## TASK DIRECTIONS
The answer should be one number: how many lines in the records below contain the word "required".

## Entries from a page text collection
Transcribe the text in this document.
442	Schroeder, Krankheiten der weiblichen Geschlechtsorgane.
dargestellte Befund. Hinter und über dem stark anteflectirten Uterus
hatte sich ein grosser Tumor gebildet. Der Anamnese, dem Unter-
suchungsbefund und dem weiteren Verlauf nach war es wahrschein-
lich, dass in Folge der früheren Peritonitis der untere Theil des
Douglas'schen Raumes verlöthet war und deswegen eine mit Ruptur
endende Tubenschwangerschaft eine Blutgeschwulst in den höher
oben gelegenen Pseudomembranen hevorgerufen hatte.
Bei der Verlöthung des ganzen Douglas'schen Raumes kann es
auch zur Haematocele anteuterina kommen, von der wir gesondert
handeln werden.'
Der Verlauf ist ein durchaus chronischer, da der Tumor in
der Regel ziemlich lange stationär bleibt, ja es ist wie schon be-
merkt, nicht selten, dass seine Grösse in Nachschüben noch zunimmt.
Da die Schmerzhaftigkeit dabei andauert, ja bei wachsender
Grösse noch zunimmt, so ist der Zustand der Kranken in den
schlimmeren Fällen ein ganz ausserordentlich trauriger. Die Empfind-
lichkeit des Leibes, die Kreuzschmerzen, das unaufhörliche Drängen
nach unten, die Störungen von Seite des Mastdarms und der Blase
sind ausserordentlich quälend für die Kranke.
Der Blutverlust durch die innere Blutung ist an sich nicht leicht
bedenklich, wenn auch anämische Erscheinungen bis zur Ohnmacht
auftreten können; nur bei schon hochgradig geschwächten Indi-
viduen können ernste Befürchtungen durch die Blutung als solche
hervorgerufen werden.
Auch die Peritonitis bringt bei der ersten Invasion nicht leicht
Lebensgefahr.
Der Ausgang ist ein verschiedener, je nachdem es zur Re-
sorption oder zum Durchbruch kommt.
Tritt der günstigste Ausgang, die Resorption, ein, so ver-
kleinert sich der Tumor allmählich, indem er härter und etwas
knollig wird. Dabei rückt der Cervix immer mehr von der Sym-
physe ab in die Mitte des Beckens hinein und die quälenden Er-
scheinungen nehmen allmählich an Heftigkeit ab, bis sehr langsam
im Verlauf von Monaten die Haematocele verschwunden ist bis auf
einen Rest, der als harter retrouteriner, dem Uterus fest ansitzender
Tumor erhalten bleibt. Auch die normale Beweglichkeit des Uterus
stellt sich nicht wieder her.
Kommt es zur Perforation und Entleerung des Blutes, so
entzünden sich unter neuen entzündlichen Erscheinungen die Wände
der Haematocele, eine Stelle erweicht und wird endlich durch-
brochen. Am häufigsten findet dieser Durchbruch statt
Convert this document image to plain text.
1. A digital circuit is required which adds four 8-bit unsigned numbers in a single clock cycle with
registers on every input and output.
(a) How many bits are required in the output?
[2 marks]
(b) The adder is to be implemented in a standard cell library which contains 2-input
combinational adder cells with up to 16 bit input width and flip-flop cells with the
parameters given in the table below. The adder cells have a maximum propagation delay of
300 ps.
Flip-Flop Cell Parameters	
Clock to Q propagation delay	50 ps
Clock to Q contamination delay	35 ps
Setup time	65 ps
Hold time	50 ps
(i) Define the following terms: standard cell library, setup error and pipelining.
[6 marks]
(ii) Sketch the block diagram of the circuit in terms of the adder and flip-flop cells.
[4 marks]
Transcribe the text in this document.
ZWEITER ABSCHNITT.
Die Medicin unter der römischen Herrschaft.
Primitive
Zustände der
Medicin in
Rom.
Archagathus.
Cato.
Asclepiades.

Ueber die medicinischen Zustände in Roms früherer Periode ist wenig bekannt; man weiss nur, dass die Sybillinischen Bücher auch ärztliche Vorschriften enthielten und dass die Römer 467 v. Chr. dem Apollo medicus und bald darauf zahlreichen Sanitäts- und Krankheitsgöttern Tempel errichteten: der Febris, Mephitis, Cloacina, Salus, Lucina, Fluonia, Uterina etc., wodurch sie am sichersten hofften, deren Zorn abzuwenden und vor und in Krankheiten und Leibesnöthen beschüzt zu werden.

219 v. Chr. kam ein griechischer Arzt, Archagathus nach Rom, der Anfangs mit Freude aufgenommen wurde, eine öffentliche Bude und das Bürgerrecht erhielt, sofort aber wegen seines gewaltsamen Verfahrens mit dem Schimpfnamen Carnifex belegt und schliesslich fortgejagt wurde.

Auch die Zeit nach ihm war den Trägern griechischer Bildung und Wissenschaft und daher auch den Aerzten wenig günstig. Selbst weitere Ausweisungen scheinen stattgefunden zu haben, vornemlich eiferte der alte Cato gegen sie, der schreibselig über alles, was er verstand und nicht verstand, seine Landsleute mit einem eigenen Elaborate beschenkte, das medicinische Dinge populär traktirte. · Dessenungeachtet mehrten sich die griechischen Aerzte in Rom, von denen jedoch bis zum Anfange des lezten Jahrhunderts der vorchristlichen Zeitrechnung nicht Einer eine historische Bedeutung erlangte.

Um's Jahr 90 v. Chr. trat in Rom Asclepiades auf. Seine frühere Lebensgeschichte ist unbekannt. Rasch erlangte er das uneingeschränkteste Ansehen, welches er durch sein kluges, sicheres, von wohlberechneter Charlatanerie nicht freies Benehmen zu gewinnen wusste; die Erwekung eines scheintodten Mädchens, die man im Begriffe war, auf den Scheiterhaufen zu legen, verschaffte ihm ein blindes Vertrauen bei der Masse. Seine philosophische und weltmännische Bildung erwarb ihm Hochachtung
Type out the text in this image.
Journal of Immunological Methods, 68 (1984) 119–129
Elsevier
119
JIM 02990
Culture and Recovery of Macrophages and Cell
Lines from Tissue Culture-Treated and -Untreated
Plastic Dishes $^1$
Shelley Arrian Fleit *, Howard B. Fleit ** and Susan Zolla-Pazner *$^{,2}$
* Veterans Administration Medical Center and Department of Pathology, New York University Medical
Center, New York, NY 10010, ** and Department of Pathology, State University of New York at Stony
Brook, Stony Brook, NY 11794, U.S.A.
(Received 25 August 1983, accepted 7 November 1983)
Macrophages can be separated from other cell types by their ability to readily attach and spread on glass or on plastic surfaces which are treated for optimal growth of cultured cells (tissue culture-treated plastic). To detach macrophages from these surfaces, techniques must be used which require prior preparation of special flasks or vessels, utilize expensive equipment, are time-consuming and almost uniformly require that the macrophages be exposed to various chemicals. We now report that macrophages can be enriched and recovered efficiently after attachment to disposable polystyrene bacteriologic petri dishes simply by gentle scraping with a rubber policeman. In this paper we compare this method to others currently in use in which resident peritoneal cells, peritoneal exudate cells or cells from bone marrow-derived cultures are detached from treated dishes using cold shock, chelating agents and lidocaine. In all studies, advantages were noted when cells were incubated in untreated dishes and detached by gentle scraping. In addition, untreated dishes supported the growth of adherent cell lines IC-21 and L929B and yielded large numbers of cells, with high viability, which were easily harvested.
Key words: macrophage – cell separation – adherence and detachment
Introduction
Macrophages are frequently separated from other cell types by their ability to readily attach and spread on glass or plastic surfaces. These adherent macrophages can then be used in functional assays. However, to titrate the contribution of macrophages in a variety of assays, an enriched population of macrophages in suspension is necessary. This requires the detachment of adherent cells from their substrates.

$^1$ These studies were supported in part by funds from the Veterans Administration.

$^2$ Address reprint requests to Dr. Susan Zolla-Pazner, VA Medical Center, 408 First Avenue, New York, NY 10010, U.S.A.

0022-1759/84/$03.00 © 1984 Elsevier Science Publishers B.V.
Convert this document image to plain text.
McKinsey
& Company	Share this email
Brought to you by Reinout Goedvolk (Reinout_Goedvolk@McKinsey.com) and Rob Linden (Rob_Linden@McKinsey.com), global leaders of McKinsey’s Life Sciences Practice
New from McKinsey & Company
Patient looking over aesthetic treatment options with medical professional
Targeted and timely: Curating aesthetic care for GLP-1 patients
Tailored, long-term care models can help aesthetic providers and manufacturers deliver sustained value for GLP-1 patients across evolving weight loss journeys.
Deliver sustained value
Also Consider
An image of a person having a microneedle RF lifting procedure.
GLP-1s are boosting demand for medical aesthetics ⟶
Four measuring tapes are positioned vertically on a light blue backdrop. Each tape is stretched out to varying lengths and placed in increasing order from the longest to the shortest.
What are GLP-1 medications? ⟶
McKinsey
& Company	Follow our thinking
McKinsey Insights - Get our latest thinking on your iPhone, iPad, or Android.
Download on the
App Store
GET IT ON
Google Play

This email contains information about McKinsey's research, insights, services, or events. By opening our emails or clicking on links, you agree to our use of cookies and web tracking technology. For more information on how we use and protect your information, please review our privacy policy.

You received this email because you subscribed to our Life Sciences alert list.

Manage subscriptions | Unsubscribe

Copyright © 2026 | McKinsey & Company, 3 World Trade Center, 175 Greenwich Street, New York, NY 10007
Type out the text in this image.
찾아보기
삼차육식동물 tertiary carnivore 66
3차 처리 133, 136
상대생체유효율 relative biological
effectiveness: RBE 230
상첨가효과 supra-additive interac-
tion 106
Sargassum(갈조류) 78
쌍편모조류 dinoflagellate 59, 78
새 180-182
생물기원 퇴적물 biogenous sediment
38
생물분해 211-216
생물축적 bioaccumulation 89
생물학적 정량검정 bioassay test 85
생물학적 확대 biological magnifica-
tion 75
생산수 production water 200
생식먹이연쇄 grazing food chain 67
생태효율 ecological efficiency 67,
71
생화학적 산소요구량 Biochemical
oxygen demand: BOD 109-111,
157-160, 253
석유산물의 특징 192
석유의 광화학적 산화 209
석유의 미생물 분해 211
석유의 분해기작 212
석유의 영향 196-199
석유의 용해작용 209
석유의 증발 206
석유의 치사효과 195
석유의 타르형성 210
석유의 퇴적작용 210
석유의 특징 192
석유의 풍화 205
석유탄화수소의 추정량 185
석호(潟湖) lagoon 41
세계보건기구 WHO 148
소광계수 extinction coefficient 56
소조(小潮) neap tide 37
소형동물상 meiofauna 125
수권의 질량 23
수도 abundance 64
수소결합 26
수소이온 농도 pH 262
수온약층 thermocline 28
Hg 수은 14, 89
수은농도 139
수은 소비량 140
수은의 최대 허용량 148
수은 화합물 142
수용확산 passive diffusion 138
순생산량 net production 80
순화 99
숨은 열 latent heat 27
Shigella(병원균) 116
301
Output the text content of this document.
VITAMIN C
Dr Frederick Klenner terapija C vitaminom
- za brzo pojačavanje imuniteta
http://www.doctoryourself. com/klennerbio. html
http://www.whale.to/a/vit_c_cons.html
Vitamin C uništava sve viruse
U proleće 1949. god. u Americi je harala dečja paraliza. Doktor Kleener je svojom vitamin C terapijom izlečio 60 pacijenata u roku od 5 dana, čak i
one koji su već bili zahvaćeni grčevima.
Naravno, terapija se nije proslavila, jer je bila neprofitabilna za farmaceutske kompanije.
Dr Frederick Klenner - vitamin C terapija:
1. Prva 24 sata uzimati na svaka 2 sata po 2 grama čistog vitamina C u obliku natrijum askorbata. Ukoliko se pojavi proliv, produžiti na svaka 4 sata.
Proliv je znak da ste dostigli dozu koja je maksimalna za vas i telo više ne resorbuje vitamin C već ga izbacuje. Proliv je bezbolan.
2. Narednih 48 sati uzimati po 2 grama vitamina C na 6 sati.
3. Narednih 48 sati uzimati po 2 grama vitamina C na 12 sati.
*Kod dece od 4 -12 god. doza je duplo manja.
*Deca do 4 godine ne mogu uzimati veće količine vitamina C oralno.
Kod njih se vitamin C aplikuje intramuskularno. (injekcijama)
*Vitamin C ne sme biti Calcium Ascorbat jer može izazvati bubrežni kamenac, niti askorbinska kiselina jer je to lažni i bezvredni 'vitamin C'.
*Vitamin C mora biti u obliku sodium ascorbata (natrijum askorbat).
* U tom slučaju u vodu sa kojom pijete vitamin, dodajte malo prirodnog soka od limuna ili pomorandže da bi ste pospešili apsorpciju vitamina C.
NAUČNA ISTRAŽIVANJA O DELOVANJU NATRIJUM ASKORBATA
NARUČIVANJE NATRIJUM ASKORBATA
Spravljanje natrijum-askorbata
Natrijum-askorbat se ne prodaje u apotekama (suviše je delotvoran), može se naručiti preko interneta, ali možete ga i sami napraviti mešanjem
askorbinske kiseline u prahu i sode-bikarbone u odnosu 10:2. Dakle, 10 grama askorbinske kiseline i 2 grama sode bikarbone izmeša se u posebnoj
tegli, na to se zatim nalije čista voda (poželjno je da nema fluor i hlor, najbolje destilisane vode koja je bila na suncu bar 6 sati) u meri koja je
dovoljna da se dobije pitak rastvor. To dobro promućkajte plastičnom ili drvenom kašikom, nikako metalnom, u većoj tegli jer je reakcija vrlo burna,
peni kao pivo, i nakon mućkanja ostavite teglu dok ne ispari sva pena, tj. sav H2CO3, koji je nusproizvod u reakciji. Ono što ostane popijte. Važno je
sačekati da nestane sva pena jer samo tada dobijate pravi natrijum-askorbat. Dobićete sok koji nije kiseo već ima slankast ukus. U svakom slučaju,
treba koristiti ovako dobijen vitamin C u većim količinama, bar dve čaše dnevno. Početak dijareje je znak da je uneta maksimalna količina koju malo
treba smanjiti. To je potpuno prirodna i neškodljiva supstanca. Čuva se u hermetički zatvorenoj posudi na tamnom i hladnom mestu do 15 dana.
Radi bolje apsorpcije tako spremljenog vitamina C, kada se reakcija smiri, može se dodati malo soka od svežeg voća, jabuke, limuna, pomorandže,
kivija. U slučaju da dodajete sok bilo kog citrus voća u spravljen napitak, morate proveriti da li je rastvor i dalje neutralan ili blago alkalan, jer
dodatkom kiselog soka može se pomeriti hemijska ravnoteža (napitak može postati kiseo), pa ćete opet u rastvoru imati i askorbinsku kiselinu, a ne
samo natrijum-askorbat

## SOLVED EXERCISE
2